#### [Direction]
Scan the material below for the string "Output", and copy every line where it shows up.

Dataset records:
------------------------------
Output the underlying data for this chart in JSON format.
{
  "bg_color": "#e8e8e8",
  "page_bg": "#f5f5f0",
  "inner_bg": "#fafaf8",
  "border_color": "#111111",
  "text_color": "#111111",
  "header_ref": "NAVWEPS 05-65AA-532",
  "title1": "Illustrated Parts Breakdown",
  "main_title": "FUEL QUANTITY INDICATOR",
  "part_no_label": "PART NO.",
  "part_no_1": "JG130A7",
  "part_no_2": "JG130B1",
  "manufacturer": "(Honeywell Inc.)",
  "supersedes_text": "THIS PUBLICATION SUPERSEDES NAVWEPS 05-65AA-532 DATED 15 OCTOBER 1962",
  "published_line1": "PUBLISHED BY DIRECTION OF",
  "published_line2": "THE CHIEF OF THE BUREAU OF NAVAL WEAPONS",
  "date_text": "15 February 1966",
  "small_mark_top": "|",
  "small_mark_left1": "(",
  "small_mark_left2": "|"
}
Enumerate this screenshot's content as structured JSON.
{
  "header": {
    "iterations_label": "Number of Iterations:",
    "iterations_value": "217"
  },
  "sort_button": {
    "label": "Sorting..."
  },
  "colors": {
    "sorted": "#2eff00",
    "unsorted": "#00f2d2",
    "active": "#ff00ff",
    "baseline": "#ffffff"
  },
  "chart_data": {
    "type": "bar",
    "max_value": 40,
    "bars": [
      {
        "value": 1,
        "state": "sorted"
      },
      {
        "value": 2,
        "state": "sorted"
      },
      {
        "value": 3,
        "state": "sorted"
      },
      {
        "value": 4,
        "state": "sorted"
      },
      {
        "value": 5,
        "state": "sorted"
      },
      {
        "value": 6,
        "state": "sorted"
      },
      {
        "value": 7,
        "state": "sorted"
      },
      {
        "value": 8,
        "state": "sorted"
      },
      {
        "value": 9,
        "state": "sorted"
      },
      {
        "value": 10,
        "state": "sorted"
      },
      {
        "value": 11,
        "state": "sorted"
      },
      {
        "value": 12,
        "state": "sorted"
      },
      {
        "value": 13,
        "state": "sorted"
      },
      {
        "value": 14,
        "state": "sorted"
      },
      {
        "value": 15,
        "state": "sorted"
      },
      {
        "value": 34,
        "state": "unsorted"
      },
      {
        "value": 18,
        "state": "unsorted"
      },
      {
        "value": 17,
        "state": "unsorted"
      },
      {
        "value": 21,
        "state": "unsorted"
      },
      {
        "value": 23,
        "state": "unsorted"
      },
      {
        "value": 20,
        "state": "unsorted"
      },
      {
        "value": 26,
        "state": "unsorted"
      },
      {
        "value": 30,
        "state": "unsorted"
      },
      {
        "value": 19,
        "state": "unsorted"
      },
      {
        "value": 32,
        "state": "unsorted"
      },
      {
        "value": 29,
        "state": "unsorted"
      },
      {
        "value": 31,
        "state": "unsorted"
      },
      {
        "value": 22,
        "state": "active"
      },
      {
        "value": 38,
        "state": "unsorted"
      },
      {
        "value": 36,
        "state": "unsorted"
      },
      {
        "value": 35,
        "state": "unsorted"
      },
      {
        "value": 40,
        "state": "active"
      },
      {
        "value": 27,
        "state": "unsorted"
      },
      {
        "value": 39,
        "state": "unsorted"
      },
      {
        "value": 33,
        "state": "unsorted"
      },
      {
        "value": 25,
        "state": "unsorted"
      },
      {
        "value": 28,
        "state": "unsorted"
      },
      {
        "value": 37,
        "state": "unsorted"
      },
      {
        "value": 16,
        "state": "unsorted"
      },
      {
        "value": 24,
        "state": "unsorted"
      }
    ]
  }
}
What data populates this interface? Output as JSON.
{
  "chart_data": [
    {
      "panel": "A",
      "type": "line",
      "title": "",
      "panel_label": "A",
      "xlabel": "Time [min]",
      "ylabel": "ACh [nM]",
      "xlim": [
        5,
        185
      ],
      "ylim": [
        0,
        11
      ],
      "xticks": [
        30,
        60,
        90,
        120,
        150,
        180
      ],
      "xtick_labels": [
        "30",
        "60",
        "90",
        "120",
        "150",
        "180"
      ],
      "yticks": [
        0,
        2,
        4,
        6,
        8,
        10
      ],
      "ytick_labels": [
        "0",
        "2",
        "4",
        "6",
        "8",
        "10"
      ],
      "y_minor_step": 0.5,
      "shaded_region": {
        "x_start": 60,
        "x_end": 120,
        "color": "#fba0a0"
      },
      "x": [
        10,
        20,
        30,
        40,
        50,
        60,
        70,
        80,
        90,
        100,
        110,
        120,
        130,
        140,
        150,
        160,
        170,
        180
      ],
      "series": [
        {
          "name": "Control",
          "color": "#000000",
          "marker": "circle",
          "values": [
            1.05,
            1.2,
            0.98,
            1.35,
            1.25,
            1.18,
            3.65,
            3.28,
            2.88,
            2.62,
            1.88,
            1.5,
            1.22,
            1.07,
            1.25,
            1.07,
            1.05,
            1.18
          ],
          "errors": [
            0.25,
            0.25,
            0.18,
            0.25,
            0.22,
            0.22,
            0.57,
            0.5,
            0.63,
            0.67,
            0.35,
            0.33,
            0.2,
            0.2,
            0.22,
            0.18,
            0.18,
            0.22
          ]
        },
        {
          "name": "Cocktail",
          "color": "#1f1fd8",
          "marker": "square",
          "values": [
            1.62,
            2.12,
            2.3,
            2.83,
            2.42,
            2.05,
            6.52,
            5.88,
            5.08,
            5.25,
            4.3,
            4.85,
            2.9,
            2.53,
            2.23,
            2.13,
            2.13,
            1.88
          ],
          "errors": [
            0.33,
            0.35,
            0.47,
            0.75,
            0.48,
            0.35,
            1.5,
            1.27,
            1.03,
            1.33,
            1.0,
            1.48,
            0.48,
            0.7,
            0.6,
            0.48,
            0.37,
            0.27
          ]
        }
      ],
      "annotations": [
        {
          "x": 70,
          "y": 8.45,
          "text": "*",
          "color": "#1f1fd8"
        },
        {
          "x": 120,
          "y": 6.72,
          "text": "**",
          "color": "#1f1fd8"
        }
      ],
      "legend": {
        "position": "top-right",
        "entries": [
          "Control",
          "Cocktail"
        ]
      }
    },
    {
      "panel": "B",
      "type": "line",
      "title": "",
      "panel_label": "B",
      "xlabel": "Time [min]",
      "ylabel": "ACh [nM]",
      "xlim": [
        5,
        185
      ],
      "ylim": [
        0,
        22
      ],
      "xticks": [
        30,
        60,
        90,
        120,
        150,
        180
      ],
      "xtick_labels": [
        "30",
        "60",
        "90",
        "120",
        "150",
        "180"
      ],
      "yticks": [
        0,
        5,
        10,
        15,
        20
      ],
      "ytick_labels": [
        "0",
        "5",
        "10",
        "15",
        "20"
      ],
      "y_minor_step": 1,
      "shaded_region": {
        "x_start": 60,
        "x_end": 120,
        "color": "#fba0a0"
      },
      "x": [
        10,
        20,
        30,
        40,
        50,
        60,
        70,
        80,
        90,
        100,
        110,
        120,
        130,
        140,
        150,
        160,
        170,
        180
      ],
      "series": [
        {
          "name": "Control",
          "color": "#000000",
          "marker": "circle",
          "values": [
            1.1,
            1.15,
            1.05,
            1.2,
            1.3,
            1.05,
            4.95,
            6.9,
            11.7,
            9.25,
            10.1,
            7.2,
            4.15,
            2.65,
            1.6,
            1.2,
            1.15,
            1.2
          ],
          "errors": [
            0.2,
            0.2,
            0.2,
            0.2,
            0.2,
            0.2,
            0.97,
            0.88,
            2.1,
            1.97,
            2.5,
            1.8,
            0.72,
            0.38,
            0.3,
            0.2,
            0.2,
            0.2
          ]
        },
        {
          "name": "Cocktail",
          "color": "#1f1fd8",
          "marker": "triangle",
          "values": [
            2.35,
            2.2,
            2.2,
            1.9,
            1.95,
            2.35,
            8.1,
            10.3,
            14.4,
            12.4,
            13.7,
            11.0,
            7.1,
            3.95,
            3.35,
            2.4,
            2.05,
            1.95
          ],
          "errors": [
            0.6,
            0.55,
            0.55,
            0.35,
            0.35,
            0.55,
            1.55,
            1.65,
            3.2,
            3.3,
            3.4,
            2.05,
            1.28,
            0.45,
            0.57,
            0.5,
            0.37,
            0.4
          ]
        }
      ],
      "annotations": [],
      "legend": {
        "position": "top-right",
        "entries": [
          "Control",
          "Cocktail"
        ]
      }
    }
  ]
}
------------------------------
#### [Answer to the problem]
Output the underlying data for this chart in JSON format.
What data populates this interface? Output as JSON.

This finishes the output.